Starting at the line below that contains "Output the text content of this document.", print each line through the end of the records exactly as it appears.

Extracted data entries:
■ ■ ■ ■ ■

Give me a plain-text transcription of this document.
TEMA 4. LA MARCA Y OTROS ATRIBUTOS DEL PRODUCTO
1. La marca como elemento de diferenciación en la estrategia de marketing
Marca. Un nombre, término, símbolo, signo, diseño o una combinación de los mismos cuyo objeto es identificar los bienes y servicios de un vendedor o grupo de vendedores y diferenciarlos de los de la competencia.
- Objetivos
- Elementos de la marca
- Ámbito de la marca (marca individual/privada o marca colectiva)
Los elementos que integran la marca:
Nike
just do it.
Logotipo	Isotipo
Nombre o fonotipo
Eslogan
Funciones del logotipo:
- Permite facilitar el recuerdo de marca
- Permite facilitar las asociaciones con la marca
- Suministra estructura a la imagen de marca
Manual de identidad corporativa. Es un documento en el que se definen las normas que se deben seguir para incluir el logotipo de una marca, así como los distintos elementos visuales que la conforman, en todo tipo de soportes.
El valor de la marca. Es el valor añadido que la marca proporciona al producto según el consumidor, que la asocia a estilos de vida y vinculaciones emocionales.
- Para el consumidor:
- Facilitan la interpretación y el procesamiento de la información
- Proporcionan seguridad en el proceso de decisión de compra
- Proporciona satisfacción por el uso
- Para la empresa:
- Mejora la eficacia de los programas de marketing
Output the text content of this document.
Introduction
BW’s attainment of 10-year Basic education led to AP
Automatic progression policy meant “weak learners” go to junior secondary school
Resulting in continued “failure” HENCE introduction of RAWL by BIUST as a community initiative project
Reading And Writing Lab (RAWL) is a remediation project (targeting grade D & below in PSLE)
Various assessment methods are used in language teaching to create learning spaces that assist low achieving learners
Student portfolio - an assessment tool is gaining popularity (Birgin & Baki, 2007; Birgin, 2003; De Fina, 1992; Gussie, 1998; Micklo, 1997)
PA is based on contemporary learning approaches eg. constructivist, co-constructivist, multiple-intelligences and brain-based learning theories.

■ ■ ■ ■ ■

Response for this exercise>
Output the text content of this document.
Introduction
BW’s attainment of 10-year Basic education led to AP
Automatic progression policy meant “weak learners” go to junior secondary school
Resulting in continued “failure” HENCE introduction of RAWL by BIUST as a community initiative project
Reading And Writing Lab (RAWL) is a remediation project (targeting grade D & below in PSLE)
Various assessment methods are used in language teaching to create learning spaces that assist low achieving learners
Student portfolio - an assessment tool is gaining popularity (Birgin & Baki, 2007; Birgin, 2003; De Fina, 1992; Gussie, 1998; Micklo, 1997)
PA is based on contemporary learning approaches eg. constructivist, co-constructivist, multiple-intelligences and brain-based learning theories.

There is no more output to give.